WRITTEN PROBLEM: In full and without alteration, repeat the material.

INPUT DATA:
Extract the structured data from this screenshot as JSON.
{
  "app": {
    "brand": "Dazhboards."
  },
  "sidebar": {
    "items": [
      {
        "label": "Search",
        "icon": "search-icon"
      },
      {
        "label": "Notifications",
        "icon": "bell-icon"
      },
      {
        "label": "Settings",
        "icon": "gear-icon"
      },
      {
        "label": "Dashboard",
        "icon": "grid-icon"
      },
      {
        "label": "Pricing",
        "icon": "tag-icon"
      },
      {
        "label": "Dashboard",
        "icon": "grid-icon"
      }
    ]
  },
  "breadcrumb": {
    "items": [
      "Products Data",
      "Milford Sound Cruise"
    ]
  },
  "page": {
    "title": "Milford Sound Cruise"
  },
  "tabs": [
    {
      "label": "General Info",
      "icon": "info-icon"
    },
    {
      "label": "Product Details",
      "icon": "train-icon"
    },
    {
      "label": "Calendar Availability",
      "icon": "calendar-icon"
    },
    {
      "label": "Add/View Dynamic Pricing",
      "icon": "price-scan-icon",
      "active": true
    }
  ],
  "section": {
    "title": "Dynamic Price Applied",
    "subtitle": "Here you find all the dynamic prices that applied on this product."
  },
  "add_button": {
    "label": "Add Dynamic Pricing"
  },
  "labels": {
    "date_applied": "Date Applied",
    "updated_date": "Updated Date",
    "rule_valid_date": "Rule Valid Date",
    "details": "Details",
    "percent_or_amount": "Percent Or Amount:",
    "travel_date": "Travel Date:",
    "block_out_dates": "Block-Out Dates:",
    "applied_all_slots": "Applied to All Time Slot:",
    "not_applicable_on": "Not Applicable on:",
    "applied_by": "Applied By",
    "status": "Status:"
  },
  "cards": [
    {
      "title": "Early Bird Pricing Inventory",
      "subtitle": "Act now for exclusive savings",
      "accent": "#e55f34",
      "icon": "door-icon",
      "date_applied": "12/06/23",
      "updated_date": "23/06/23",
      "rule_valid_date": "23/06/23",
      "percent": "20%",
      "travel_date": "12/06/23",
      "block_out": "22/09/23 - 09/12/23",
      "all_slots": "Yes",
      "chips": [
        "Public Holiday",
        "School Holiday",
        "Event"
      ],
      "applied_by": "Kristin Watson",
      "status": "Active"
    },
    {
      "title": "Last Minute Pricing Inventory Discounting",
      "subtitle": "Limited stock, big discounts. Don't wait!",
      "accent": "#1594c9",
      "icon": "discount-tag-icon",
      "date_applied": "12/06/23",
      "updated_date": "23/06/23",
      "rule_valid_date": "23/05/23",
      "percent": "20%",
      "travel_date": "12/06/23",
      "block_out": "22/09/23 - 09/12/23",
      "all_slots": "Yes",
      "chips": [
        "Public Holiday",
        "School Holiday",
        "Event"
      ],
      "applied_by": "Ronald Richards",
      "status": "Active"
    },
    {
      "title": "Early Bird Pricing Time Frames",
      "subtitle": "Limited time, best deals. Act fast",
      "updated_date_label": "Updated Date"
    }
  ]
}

SOLUTION:
Extract the structured data from this screenshot as JSON.
{
  "app": {
    "brand": "Dazhboards."
  },
  "sidebar": {
    "items": [
      {
        "label": "Search",
        "icon": "search-icon"
      },
      {
        "label": "Notifications",
        "icon": "bell-icon"
      },
      {
        "label": "Settings",
        "icon": "gear-icon"
      },
      {
        "label": "Dashboard",
        "icon": "grid-icon"
      },
      {
        "label": "Pricing",
        "icon": "tag-icon"
      },
      {
        "label": "Dashboard",
        "icon": "grid-icon"
      }
    ]
  },
  "breadcrumb": {
    "items": [
      "Products Data",
      "Milford Sound Cruise"
    ]
  },
  "page": {
    "title": "Milford Sound Cruise"
  },
  "tabs": [
    {
      "label": "General Info",
      "icon": "info-icon"
    },
    {
      "label": "Product Details",
      "icon": "train-icon"
    },
    {
      "label": "Calendar Availability",
      "icon": "calendar-icon"
    },
    {
      "label": "Add/View Dynamic Pricing",
      "icon": "price-scan-icon",
      "active": true
    }
  ],
  "section": {
    "title": "Dynamic Price Applied",
    "subtitle": "Here you find all the dynamic prices that applied on this product."
  },
  "add_button": {
    "label": "Add Dynamic Pricing"
  },
  "labels": {
    "date_applied": "Date Applied",
    "updated_date": "Updated Date",
    "rule_valid_date": "Rule Valid Date",
    "details": "Details",
    "percent_or_amount": "Percent Or Amount:",
    "travel_date": "Travel Date:",
    "block_out_dates": "Block-Out Dates:",
    "applied_all_slots": "Applied to All Time Slot:",
    "not_applicable_on": "Not Applicable on:",
    "applied_by": "Applied By",
    "status": "Status:"
  },
  "cards": [
    {
      "title": "Early Bird Pricing Inventory",
      "subtitle": "Act now for exclusive savings",
      "accent": "#e55f34",
      "icon": "door-icon",
      "date_applied": "12/06/23",
      "updated_date": "23/06/23",
      "rule_valid_date": "23/06/23",
      "percent": "20%",
      "travel_date": "12/06/23",
      "block_out": "22/09/23 - 09/12/23",
      "all_slots": "Yes",
      "chips": [
        "Public Holiday",
        "School Holiday",
        "Event"
      ],
      "applied_by": "Kristin Watson",
      "status": "Active"
    },
    {
      "title": "Last Minute Pricing Inventory Discounting",
      "subtitle": "Limited stock, big discounts. Don't wait!",
      "accent": "#1594c9",
      "icon": "discount-tag-icon",
      "date_applied": "12/06/23",
      "updated_date": "23/06/23",
      "rule_valid_date": "23/05/23",
      "percent": "20%",
      "travel_date": "12/06/23",
      "block_out": "22/09/23 - 09/12/23",
      "all_slots": "Yes",
      "chips": [
        "Public Holiday",
        "School Holiday",
        "Event"
      ],
      "applied_by": "Ronald Richards",
      "status": "Active"
    },
    {
      "title": "Early Bird Pricing Time Frames",
      "subtitle": "Limited time, best deals. Act fast",
      "updated_date_label": "Updated Date"
    }
  ]
}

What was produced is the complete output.